▶ Prompt:
Give the records back in full, exactly as they read.
## Begin Records for this exercise
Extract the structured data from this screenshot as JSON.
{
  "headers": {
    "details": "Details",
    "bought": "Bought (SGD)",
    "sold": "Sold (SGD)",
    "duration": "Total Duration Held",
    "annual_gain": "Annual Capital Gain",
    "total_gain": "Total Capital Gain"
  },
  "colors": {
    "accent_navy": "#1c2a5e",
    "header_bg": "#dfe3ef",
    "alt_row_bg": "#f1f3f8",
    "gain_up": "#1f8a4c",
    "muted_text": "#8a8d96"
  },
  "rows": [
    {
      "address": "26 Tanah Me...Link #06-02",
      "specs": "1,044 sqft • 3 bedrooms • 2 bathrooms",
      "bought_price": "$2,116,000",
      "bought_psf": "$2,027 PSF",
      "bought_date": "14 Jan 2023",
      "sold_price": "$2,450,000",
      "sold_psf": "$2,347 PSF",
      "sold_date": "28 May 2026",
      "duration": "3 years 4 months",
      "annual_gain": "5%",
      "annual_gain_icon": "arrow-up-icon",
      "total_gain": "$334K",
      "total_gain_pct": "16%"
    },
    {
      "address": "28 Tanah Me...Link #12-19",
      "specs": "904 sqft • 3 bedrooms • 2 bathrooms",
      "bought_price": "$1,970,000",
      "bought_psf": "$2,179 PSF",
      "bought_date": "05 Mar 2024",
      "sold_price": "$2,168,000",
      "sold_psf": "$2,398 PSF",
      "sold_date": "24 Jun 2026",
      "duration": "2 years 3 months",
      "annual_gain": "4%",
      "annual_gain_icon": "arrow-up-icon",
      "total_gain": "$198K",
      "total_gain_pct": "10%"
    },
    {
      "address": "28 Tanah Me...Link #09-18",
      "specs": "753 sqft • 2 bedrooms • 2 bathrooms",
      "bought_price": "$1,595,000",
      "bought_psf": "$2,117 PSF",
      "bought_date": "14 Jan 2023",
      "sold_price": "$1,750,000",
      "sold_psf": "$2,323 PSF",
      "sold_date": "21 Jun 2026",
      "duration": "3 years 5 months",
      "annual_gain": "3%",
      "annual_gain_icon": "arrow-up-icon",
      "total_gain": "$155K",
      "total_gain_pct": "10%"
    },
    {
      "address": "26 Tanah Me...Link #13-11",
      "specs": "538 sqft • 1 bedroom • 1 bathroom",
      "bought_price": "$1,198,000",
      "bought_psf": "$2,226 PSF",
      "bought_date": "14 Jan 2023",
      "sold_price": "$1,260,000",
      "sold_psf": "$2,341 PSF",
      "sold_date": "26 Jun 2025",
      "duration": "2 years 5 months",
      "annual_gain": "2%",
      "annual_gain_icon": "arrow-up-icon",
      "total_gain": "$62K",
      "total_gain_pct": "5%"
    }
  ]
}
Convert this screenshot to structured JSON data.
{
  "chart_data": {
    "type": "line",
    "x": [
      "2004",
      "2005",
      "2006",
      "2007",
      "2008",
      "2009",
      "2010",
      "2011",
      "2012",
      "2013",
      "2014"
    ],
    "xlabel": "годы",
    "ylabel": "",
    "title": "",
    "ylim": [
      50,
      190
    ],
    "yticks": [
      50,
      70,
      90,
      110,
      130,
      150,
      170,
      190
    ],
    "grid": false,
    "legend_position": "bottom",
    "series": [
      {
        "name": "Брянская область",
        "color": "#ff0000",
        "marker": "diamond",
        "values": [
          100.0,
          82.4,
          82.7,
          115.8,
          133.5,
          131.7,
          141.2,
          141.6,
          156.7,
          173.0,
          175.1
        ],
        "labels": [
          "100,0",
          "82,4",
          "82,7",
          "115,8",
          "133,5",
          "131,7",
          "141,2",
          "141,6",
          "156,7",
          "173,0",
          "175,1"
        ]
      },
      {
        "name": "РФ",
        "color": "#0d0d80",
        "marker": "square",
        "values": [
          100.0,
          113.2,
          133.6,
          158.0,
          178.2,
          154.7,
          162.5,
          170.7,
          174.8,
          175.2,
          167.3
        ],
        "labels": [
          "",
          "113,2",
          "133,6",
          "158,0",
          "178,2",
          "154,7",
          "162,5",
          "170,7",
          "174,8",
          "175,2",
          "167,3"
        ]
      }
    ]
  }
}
## End Records for this exercise
▶ Written response:
Extract the structured data from this screenshot as JSON.
{
  "headers": {
    "details": "Details",
    "bought": "Bought (SGD)",
    "sold": "Sold (SGD)",
    "duration": "Total Duration Held",
    "annual_gain": "Annual Capital Gain",
    "total_gain": "Total Capital Gain"
  },
  "colors": {
    "accent_navy": "#1c2a5e",
    "header_bg": "#dfe3ef",
    "alt_row_bg": "#f1f3f8",
    "gain_up": "#1f8a4c",
    "muted_text": "#8a8d96"
  },
  "rows": [
    {
      "address": "26 Tanah Me...Link #06-02",
      "specs": "1,044 sqft • 3 bedrooms • 2 bathrooms",
      "bought_price": "$2,116,000",
      "bought_psf": "$2,027 PSF",
      "bought_date": "14 Jan 2023",
      "sold_price": "$2,450,000",
      "sold_psf": "$2,347 PSF",
      "sold_date": "28 May 2026",
      "duration": "3 years 4 months",
      "annual_gain": "5%",
      "annual_gain_icon": "arrow-up-icon",
      "total_gain": "$334K",
      "total_gain_pct": "16%"
    },
    {
      "address": "28 Tanah Me...Link #12-19",
      "specs": "904 sqft • 3 bedrooms • 2 bathrooms",
      "bought_price": "$1,970,000",
      "bought_psf": "$2,179 PSF",
      "bought_date": "05 Mar 2024",
      "sold_price": "$2,168,000",
      "sold_psf": "$2,398 PSF",
      "sold_date": "24 Jun 2026",
      "duration": "2 years 3 months",
      "annual_gain": "4%",
      "annual_gain_icon": "arrow-up-icon",
      "total_gain": "$198K",
      "total_gain_pct": "10%"
    },
    {
      "address": "28 Tanah Me...Link #09-18",
      "specs": "753 sqft • 2 bedrooms • 2 bathrooms",
      "bought_price": "$1,595,000",
      "bought_psf": "$2,117 PSF",
      "bought_date": "14 Jan 2023",
      "sold_price": "$1,750,000",
      "sold_psf": "$2,323 PSF",
      "sold_date": "21 Jun 2026",
      "duration": "3 years 5 months",
      "annual_gain": "3%",
      "annual_gain_icon": "arrow-up-icon",
      "total_gain": "$155K",
      "total_gain_pct": "10%"
    },
    {
      "address": "26 Tanah Me...Link #13-11",
      "specs": "538 sqft • 1 bedroom • 1 bathroom",
      "bought_price": "$1,198,000",
      "bought_psf": "$2,226 PSF",
      "bought_date": "14 Jan 2023",
      "sold_price": "$1,260,000",
      "sold_psf": "$2,341 PSF",
      "sold_date": "26 Jun 2025",
      "duration": "2 years 5 months",
      "annual_gain": "2%",
      "annual_gain_icon": "arrow-up-icon",
      "total_gain": "$62K",
      "total_gain_pct": "5%"
    }
  ]
}
Convert this screenshot to structured JSON data.
{
  "chart_data": {
    "type": "line",
    "x": [
      "2004",
      "2005",
      "2006",
      "2007",
      "2008",
      "2009",
      "2010",
      "2011",
      "2012",
      "2013",
      "2014"
    ],
    "xlabel": "годы",
    "ylabel": "",
    "title": "",
    "ylim": [
      50,
      190
    ],
    "yticks": [
      50,
      70,
      90,
      110,
      130,
      150,
      170,
      190
    ],
    "grid": false,
    "legend_position": "bottom",
    "series": [
      {
        "name": "Брянская область",
        "color": "#ff0000",
        "marker": "diamond",
        "values": [
          100.0,
          82.4,
          82.7,
          115.8,
          133.5,
          131.7,
          141.2,
          141.6,
          156.7,
          173.0,
          175.1
        ],
        "labels": [
          "100,0",
          "82,4",
          "82,7",
          "115,8",
          "133,5",
          "131,7",
          "141,2",
          "141,6",
          "156,7",
          "173,0",
          "175,1"
        ]
      },
      {
        "name": "РФ",
        "color": "#0d0d80",
        "marker": "square",
        "values": [
          100.0,
          113.2,
          133.6,
          158.0,
          178.2,
          154.7,
          162.5,
          170.7,
          174.8,
          175.2,
          167.3
        ],
        "labels": [
          "",
          "113,2",
          "133,6",
          "158,0",
          "178,2",
          "154,7",
          "162,5",
          "170,7",
          "174,8",
          "175,2",
          "167,3"
        ]
      }
    ]
  }
}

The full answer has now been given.